§ WHAT YOU ARE ASKED TO DO
Gather every line holding the string "this".

§ LISTING
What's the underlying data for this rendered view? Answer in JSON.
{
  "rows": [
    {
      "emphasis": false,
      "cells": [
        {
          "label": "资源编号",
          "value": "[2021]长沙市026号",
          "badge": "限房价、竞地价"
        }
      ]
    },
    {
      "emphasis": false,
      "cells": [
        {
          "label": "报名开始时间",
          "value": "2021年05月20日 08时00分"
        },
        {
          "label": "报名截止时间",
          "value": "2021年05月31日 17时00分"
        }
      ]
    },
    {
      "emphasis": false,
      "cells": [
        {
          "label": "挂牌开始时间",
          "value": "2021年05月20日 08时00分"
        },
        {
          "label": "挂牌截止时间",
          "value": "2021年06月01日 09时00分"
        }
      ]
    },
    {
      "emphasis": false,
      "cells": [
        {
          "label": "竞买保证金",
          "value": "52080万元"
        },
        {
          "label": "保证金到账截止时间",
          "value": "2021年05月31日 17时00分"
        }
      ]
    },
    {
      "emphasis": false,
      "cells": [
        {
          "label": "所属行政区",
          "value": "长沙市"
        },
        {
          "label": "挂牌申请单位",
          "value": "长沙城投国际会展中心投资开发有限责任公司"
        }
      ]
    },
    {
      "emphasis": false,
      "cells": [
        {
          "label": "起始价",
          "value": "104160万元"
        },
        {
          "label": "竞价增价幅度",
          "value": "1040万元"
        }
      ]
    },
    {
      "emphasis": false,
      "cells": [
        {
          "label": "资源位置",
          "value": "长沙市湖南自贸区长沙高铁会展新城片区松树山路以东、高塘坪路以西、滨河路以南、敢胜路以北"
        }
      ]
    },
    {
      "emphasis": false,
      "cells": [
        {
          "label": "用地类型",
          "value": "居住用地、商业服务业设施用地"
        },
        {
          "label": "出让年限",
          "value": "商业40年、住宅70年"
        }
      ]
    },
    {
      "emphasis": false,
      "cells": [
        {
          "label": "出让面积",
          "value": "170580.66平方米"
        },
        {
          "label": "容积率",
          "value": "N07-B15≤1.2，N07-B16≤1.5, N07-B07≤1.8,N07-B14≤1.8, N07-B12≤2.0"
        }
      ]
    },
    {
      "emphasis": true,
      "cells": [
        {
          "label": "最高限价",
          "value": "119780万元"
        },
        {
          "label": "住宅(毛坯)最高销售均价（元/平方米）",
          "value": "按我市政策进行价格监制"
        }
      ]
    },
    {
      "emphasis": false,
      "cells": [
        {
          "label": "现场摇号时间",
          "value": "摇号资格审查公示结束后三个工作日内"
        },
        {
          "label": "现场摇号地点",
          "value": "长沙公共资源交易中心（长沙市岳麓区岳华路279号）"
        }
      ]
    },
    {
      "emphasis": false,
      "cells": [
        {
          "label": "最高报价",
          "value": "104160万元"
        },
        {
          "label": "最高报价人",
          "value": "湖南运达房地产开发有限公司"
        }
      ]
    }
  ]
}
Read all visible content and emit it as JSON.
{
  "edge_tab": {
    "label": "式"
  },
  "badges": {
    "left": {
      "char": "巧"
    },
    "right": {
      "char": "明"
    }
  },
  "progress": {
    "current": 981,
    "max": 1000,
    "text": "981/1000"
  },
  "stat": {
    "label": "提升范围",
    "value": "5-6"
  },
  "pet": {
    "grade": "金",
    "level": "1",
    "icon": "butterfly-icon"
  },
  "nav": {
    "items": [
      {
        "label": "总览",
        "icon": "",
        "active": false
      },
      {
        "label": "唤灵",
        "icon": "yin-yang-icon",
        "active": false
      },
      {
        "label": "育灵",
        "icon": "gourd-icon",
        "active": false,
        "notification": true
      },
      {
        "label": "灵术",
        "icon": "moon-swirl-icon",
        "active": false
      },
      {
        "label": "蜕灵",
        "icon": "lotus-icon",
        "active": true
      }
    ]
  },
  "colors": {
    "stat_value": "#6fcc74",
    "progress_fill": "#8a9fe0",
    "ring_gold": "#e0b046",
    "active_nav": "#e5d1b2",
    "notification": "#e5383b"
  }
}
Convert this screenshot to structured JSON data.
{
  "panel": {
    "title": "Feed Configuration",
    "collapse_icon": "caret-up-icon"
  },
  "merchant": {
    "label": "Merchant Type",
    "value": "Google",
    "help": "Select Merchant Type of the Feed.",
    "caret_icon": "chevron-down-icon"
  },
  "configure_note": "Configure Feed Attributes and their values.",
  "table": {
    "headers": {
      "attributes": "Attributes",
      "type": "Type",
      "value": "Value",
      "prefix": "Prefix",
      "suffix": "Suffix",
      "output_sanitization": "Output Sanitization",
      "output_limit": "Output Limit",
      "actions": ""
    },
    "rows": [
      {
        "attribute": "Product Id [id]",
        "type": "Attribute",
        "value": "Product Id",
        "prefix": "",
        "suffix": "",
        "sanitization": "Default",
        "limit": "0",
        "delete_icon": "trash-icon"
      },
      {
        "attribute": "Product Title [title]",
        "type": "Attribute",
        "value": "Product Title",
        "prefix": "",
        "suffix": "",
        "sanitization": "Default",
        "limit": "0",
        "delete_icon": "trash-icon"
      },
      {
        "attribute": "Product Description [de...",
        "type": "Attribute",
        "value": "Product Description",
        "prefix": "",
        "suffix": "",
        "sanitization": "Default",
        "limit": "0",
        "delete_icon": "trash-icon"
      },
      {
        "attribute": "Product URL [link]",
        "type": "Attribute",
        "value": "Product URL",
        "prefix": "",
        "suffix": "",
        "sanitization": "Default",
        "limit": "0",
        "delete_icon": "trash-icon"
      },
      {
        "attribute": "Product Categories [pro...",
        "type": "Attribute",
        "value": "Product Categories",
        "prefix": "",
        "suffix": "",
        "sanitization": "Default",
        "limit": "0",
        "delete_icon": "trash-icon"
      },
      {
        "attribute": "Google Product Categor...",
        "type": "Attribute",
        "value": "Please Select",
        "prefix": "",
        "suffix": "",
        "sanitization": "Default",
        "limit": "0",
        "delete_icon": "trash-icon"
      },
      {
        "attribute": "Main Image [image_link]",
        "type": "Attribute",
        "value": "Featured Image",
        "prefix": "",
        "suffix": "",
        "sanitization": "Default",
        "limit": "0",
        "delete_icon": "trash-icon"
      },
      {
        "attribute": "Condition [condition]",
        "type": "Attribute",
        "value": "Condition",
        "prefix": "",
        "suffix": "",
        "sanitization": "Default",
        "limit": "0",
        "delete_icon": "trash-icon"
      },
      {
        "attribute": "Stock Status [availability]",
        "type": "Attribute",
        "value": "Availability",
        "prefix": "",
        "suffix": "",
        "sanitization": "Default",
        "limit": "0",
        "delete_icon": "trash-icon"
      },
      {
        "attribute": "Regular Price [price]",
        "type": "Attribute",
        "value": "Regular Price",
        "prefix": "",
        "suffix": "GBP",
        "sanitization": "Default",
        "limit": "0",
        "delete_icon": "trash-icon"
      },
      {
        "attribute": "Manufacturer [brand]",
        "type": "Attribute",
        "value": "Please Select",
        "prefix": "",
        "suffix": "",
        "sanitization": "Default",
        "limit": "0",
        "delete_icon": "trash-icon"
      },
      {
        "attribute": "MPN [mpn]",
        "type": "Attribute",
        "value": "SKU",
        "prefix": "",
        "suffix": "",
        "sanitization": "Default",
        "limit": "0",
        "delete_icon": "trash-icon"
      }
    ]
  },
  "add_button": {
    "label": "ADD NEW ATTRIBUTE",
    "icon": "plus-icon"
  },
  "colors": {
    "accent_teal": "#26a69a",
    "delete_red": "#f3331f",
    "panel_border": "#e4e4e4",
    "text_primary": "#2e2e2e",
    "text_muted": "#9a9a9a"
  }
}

§ REPLY
What's the underlying data for this rendered view? Answer in JSON.
Convert this screenshot to structured JSON data.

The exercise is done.